Supplied data:
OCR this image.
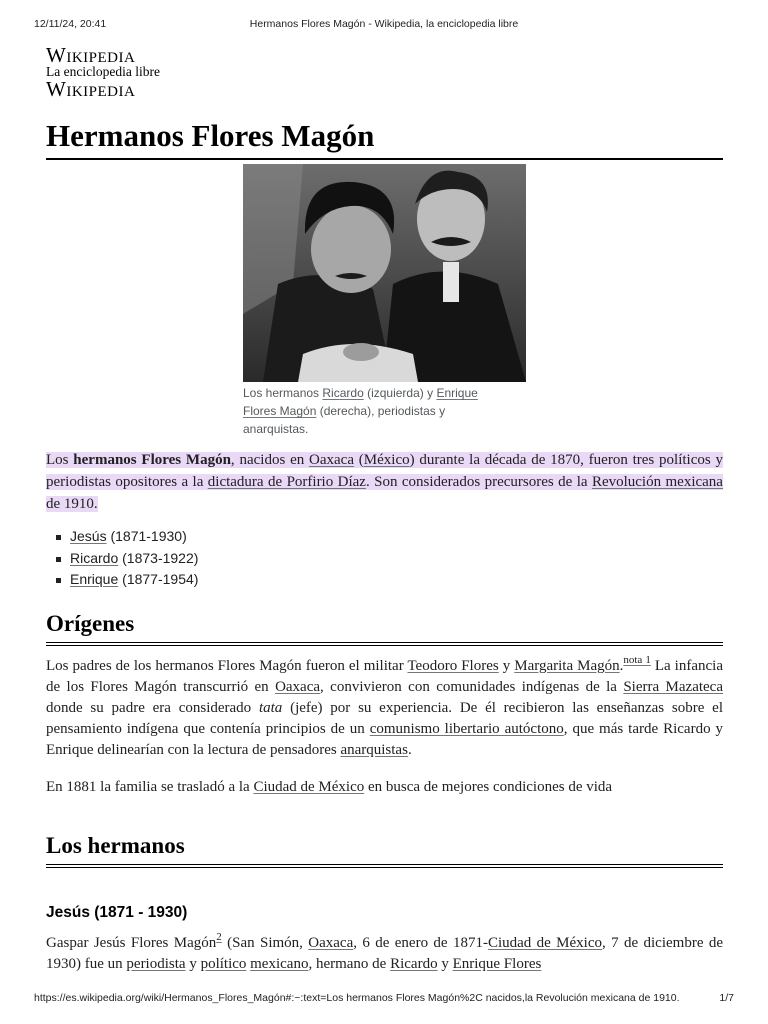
12/11/24, 20:41	Hermanos Flores Magón - Wikipedia, la enciclopedia libre
Wikipedia
La enciclopedia libre
Wikipedia
Hermanos Flores Magón
Los hermanos Ricardo (izquierda) y Enrique Flores Magón (derecha), periodistas y anarquistas.

Los hermanos Flores Magón, nacidos en Oaxaca (México) durante la década de 1870, fueron tres políticos y periodistas opositores a la dictadura de Porfirio Díaz. Son considerados precursores de la Revolución mexicana de 1910.

Jesús (1871-1930)
Ricardo (1873-1922)
Enrique (1877-1954)
Orígenes

Los padres de los hermanos Flores Magón fueron el militar Teodoro Flores y Margarita Magón.$^{nota 1}$ La infancia de los Flores Magón transcurrió en Oaxaca, convivieron con comunidades indígenas de la Sierra Mazateca donde su padre era considerado tata (jefe) por su experiencia. De él recibieron las enseñanzas sobre el pensamiento indígena que contenía principios de un comunismo libertario autóctono, que más tarde Ricardo y Enrique delinearían con la lectura de pensadores anarquistas.

En 1881 la familia se trasladó a la Ciudad de México en busca de mejores condiciones de vida

Los hermanos
Jesús (1871 - 1930)

Gaspar Jesús Flores Magón$^2$ (San Simón, Oaxaca, 6 de enero de 1871-Ciudad de México, 7 de diciembre de 1930) fue un periodista y político mexicano, hermano de Ricardo y Enrique Flores

https://es.wikipedia.org/wiki/Hermanos_Flores_Magón#:~:text=Los hermanos Flores Magón%2C nacidos,la Revolución mexicana de 1910.	1/7
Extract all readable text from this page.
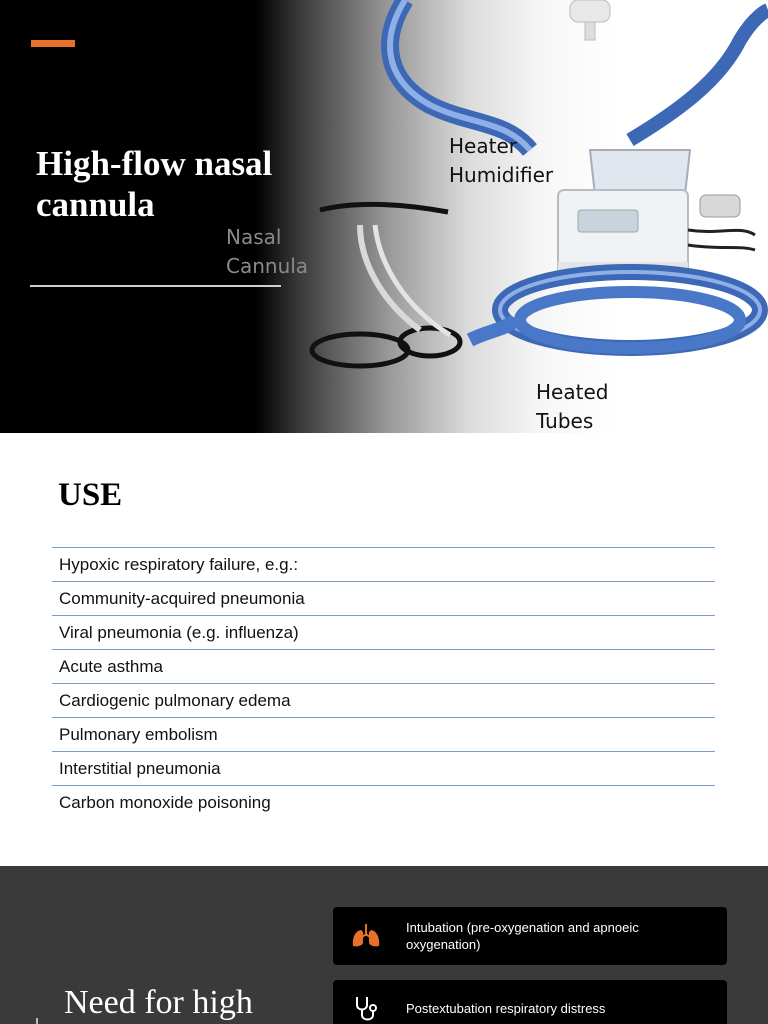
Nasal Cannula
Heater Humidifier
Heated Tubes
High-flow nasal cannula
USE
Hypoxic respiratory failure, e.g.:
Community-acquired pneumonia
Viral pneumonia (e.g. influenza)
Acute asthma
Cardiogenic pulmonary edema
Pulmonary embolism
Interstitial pneumonia
Carbon monoxide poisoning
Intubation (pre-oxygenation and apnoeic oxygenation)
Postextubation respiratory distress
Need for high
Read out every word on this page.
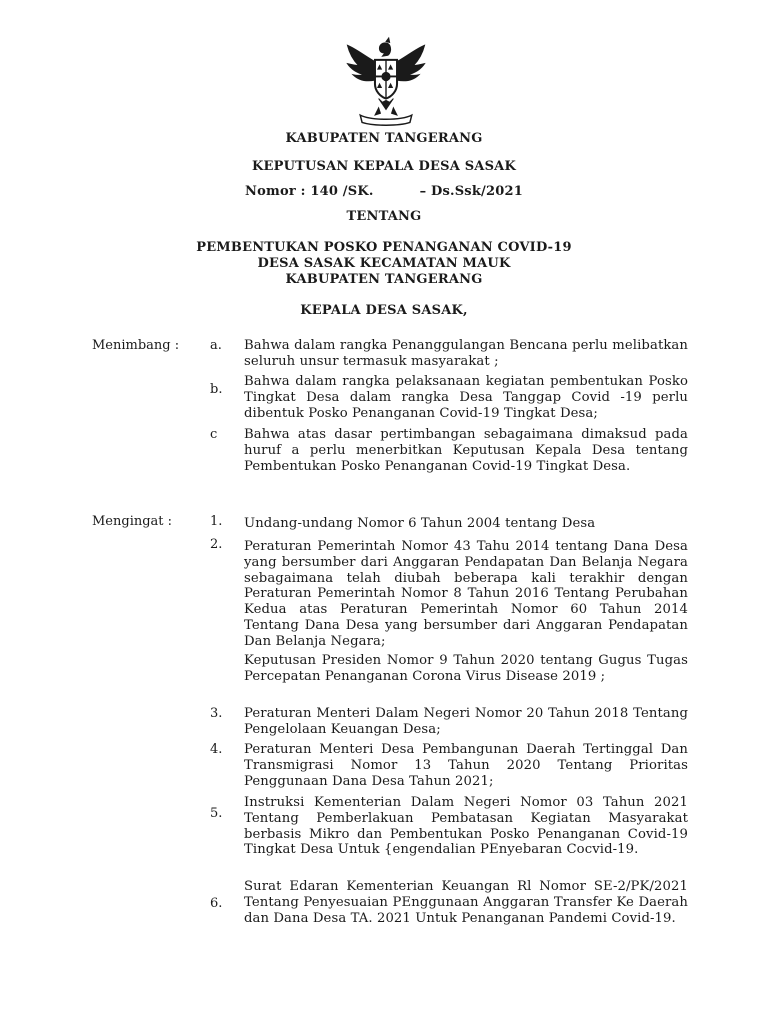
KABUPATEN TANGERANG
KEPUTUSAN KEPALA DESA SASAK
Nomor : 140 /SK.	– Ds.Ssk/2021
TENTANG
PEMBENTUKAN POSKO PENANGANAN COVID-19
DESA SASAK KECAMATAN MAUK
KABUPATEN TANGERANG
KEPALA DESA SASAK,
Menimbang : a. Bahwa dalam rangka Penanggulangan Bencana perlu melibatkan seluruh unsur termasuk masyarakat ;
b.
Bahwa dalam rangka pelaksanaan kegiatan pembentukan Posko Tingkat Desa dalam rangka Desa Tanggap Covid -19 perlu dibentuk Posko Penanganan Covid-19 Tingkat Desa;
c Bahwa atas dasar pertimbangan sebagaimana dimaksud pada huruf a perlu menerbitkan Keputusan Kepala Desa tentang Pembentukan Posko Penanganan Covid-19 Tingkat Desa.
Mengingat :	1. Undang-undang Nomor 6 Tahun 2004 tentang Desa
2. Peraturan Pemerintah Nomor 43 Tahu 2014 tentang Dana Desa yang bersumber dari Anggaran Pendapatan Dan Belanja Negara sebagaimana telah diubah beberapa kali terakhir dengan Peraturan Pemerintah Nomor 8 Tahun 2016 Tentang Perubahan Kedua atas Peraturan Pemerintah Nomor 60 Tahun 2014 Tentang Dana Desa yang bersumber dari Anggaran Pendapatan Dan Belanja Negara;
Keputusan Presiden Nomor 9 Tahun 2020 tentang Gugus Tugas Percepatan Penanganan Corona Virus Disease 2019 ;
3. Peraturan Menteri Dalam Negeri Nomor 20 Tahun 2018 Tentang Pengelolaan Keuangan Desa;
4. Peraturan Menteri Desa Pembangunan Daerah Tertinggal Dan Transmigrasi Nomor 13 Tahun 2020 Tentang Prioritas Penggunaan Dana Desa Tahun 2021;
5.
Instruksi Kementerian Dalam Negeri Nomor 03 Tahun 2021 Tentang Pemberlakuan Pembatasan Kegiatan Masyarakat berbasis Mikro dan Pembentukan Posko Penanganan Covid-19 Tingkat Desa Untuk {engendalian PEnyebaran Cocvid-19.
6.
Surat Edaran Kementerian Keuangan Rl Nomor SE-2/PK/2021 Tentang Penyesuaian PEnggunaan Anggaran Transfer Ke Daerah dan Dana Desa TA. 2021 Untuk Penanganan Pandemi Covid-19.
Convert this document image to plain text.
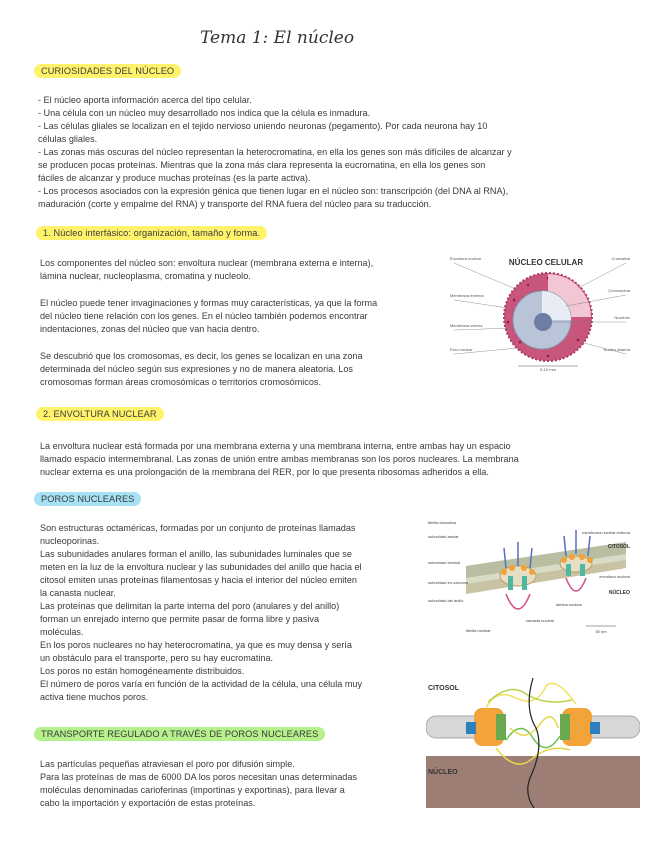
Tema 1: El núcleo
CURIOSIDADES DEL NÚCLEO
- El núcleo aporta información acerca del tipo celular.
- Una célula con un núcleo muy desarrollado nos indica que la célula es inmadura.
- Las células gliales se localizan en el tejido nervioso uniendo neuronas (pegamento). Por cada neurona hay 10
células gliales.
- Las zonas más oscuras del núcleo representan la heterocromatina, en ella los genes son más difíciles de alcanzar y
se producen pocas proteínas. Mientras que la zona más clara representa la eucromatina, en ella los genes son
fáciles de alcanzar y produce muchas proteínas (es la parte activa).
- Los procesos asociados con la expresión génica que tienen lugar en el núcleo son: transcripción (del DNA al RNA),
maduración (corte y empalme del RNA) y transporte del RNA fuera del núcleo para su traducción.
1. Núcleo interfásico: organización, tamaño y forma.
Los componentes del núcleo son: envoltura nuclear (membrana externa e interna),
lámina nuclear, nucleoplasma, cromatina y nucleolo.
El núcleo puede tener invaginaciones y formas muy características, ya que la forma
del núcleo tiene relación con los genes. En el núcleo también podemos encontrar
indentaciones, zonas del núcleo que van hacia dentro.
Se descubrió que los cromosomas, es decir, los genes se localizan en una zona
determinada del núcleo según sus expresiones y no de manera aleatoria. Los
cromosomas forman áreas cromosómicas o territorios cromosómicos.
NÚCLEO CELULAR
Envoltura nuclear
Membrana externa
Membrana interna
Poro nuclear
Cromatina
Cromosoma
Nucléolo
Nucleo plasma
5-10 mm
2. ENVOLTURA NUCLEAR
La envoltura nuclear está formada por una membrana externa y una membrana interna, entre ambas hay un espacio
llamado espacio intermembranal. Las zonas de unión entre ambas membranas son los poros nucleares. La membrana
nuclear externa es una prolongación de la membrana del RER, por lo que presenta ribosomas adheridos a ella.
POROS NUCLEARES
Son estructuras octaméricas, formadas por un conjunto de proteínas llamadas
nucleoporinas.
Las subunidades anulares forman el anillo, las subunidades luminales que se
meten en la luz de la envoltura nuclear y las subunidades del anillo que hacia el
citosol emiten unas proteínas filamentosas y hacia el interior del núcleo emiten
la canasta nuclear.
Las proteínas que delimitan la parte interna del poro (anulares y del anillo)
forman un enrejado interno que permite pasar de forma libre y pasiva
moléculas.
En los poros nucleares no hay heterocromatina, ya que es muy densa y sería
un obstáculo para el transporte, pero su hay eucromatina.
Los poros no están homogéneamente distribuidos.
El número de poros varía en función de la actividad de la célula, una célula muy
activa tiene muchos poros.
fibrilla citosólica
subunidad anular
subunidad luminal
subunidad en columna
subunidad del anillo
membrana nuclear externa
CITOSOL
envoltura nuclear
NÚCLEO
lámina nuclear
fibrilla nuclear
canasta nuclear
50 nm
CITOSOL
NÚCLEO
TRANSPORTE REGULADO A TRAVÉS DE POROS NUCLEARES
Las partículas pequeñas atraviesan el poro por difusión simple.
Para las proteínas de mas de 6000 DA los poros necesitan unas determinadas
moléculas denominadas carioferinas (importinas y exportinas), para llevar a
cabo la importación y exportación de estas proteínas.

The task:
Would it be possible to reproduce the material word for word, images omitted?

Worked solution:
OCR this image.
12/11/24, 20:41	Hermanos Flores Magón - Wikipedia, la enciclopedia libre
Wikipedia
La enciclopedia libre
Wikipedia
Hermanos Flores Magón
Los hermanos Ricardo (izquierda) y Enrique Flores Magón (derecha), periodistas y anarquistas.

Los hermanos Flores Magón, nacidos en Oaxaca (México) durante la década de 1870, fueron tres políticos y periodistas opositores a la dictadura de Porfirio Díaz. Son considerados precursores de la Revolución mexicana de 1910.

Jesús (1871-1930)
Ricardo (1873-1922)
Enrique (1877-1954)
Orígenes

Los padres de los hermanos Flores Magón fueron el militar Teodoro Flores y Margarita Magón.$^{nota 1}$ La infancia de los Flores Magón transcurrió en Oaxaca, convivieron con comunidades indígenas de la Sierra Mazateca donde su padre era considerado tata (jefe) por su experiencia. De él recibieron las enseñanzas sobre el pensamiento indígena que contenía principios de un comunismo libertario autóctono, que más tarde Ricardo y Enrique delinearían con la lectura de pensadores anarquistas.

En 1881 la familia se trasladó a la Ciudad de México en busca de mejores condiciones de vida

Los hermanos
Jesús (1871 - 1930)

Gaspar Jesús Flores Magón$^2$ (San Simón, Oaxaca, 6 de enero de 1871-Ciudad de México, 7 de diciembre de 1930) fue un periodista y político mexicano, hermano de Ricardo y Enrique Flores

https://es.wikipedia.org/wiki/Hermanos_Flores_Magón#:~:text=Los hermanos Flores Magón%2C nacidos,la Revolución mexicana de 1910.	1/7
Extract all readable text from this page.
Nasal Cannula
Heater Humidifier
Heated Tubes
High-flow nasal cannula
USE
Hypoxic respiratory failure, e.g.:
Community-acquired pneumonia
Viral pneumonia (e.g. influenza)
Acute asthma
Cardiogenic pulmonary edema
Pulmonary embolism
Interstitial pneumonia
Carbon monoxide poisoning
Intubation (pre-oxygenation and apnoeic oxygenation)
Postextubation respiratory distress
Need for high
Read out every word on this page.
KABUPATEN TANGERANG
KEPUTUSAN KEPALA DESA SASAK
Nomor : 140 /SK.	– Ds.Ssk/2021
TENTANG
PEMBENTUKAN POSKO PENANGANAN COVID-19
DESA SASAK KECAMATAN MAUK
KABUPATEN TANGERANG
KEPALA DESA SASAK,
Menimbang : a. Bahwa dalam rangka Penanggulangan Bencana perlu melibatkan seluruh unsur termasuk masyarakat ;
b.
Bahwa dalam rangka pelaksanaan kegiatan pembentukan Posko Tingkat Desa dalam rangka Desa Tanggap Covid -19 perlu dibentuk Posko Penanganan Covid-19 Tingkat Desa;
c Bahwa atas dasar pertimbangan sebagaimana dimaksud pada huruf a perlu menerbitkan Keputusan Kepala Desa tentang Pembentukan Posko Penanganan Covid-19 Tingkat Desa.
Mengingat :	1. Undang-undang Nomor 6 Tahun 2004 tentang Desa
2. Peraturan Pemerintah Nomor 43 Tahu 2014 tentang Dana Desa yang bersumber dari Anggaran Pendapatan Dan Belanja Negara sebagaimana telah diubah beberapa kali terakhir dengan Peraturan Pemerintah Nomor 8 Tahun 2016 Tentang Perubahan Kedua atas Peraturan Pemerintah Nomor 60 Tahun 2014 Tentang Dana Desa yang bersumber dari Anggaran Pendapatan Dan Belanja Negara;
Keputusan Presiden Nomor 9 Tahun 2020 tentang Gugus Tugas Percepatan Penanganan Corona Virus Disease 2019 ;
3. Peraturan Menteri Dalam Negeri Nomor 20 Tahun 2018 Tentang Pengelolaan Keuangan Desa;
4. Peraturan Menteri Desa Pembangunan Daerah Tertinggal Dan Transmigrasi Nomor 13 Tahun 2020 Tentang Prioritas Penggunaan Dana Desa Tahun 2021;
5.
Instruksi Kementerian Dalam Negeri Nomor 03 Tahun 2021 Tentang Pemberlakuan Pembatasan Kegiatan Masyarakat berbasis Mikro dan Pembentukan Posko Penanganan Covid-19 Tingkat Desa Untuk {engendalian PEnyebaran Cocvid-19.
6.
Surat Edaran Kementerian Keuangan Rl Nomor SE-2/PK/2021 Tentang Penyesuaian PEnggunaan Anggaran Transfer Ke Daerah dan Dana Desa TA. 2021 Untuk Penanganan Pandemi Covid-19.
Convert this document image to plain text.
Tema 1: El núcleo
CURIOSIDADES DEL NÚCLEO
- El núcleo aporta información acerca del tipo celular.
- Una célula con un núcleo muy desarrollado nos indica que la célula es inmadura.
- Las células gliales se localizan en el tejido nervioso uniendo neuronas (pegamento). Por cada neurona hay 10
células gliales.
- Las zonas más oscuras del núcleo representan la heterocromatina, en ella los genes son más difíciles de alcanzar y
se producen pocas proteínas. Mientras que la zona más clara representa la eucromatina, en ella los genes son
fáciles de alcanzar y produce muchas proteínas (es la parte activa).
- Los procesos asociados con la expresión génica que tienen lugar en el núcleo son: transcripción (del DNA al RNA),
maduración (corte y empalme del RNA) y transporte del RNA fuera del núcleo para su traducción.
1. Núcleo interfásico: organización, tamaño y forma.
Los componentes del núcleo son: envoltura nuclear (membrana externa e interna),
lámina nuclear, nucleoplasma, cromatina y nucleolo.
El núcleo puede tener invaginaciones y formas muy características, ya que la forma
del núcleo tiene relación con los genes. En el núcleo también podemos encontrar
indentaciones, zonas del núcleo que van hacia dentro.
Se descubrió que los cromosomas, es decir, los genes se localizan en una zona
determinada del núcleo según sus expresiones y no de manera aleatoria. Los
cromosomas forman áreas cromosómicas o territorios cromosómicos.
NÚCLEO CELULAR
Envoltura nuclear
Membrana externa
Membrana interna
Poro nuclear
Cromatina
Cromosoma
Nucléolo
Nucleo plasma
5-10 mm
2. ENVOLTURA NUCLEAR
La envoltura nuclear está formada por una membrana externa y una membrana interna, entre ambas hay un espacio
llamado espacio intermembranal. Las zonas de unión entre ambas membranas son los poros nucleares. La membrana
nuclear externa es una prolongación de la membrana del RER, por lo que presenta ribosomas adheridos a ella.
POROS NUCLEARES
Son estructuras octaméricas, formadas por un conjunto de proteínas llamadas
nucleoporinas.
Las subunidades anulares forman el anillo, las subunidades luminales que se
meten en la luz de la envoltura nuclear y las subunidades del anillo que hacia el
citosol emiten unas proteínas filamentosas y hacia el interior del núcleo emiten
la canasta nuclear.
Las proteínas que delimitan la parte interna del poro (anulares y del anillo)
forman un enrejado interno que permite pasar de forma libre y pasiva
moléculas.
En los poros nucleares no hay heterocromatina, ya que es muy densa y sería
un obstáculo para el transporte, pero su hay eucromatina.
Los poros no están homogéneamente distribuidos.
El número de poros varía en función de la actividad de la célula, una célula muy
activa tiene muchos poros.
fibrilla citosólica
subunidad anular
subunidad luminal
subunidad en columna
subunidad del anillo
membrana nuclear externa
CITOSOL
envoltura nuclear
NÚCLEO
lámina nuclear
fibrilla nuclear
canasta nuclear
50 nm
CITOSOL
NÚCLEO
TRANSPORTE REGULADO A TRAVÉS DE POROS NUCLEARES
Las partículas pequeñas atraviesan el poro por difusión simple.
Para las proteínas de mas de 6000 DA los poros necesitan unas determinadas
moléculas denominadas carioferinas (importinas y exportinas), para llevar a
cabo la importación y exportación de estas proteínas.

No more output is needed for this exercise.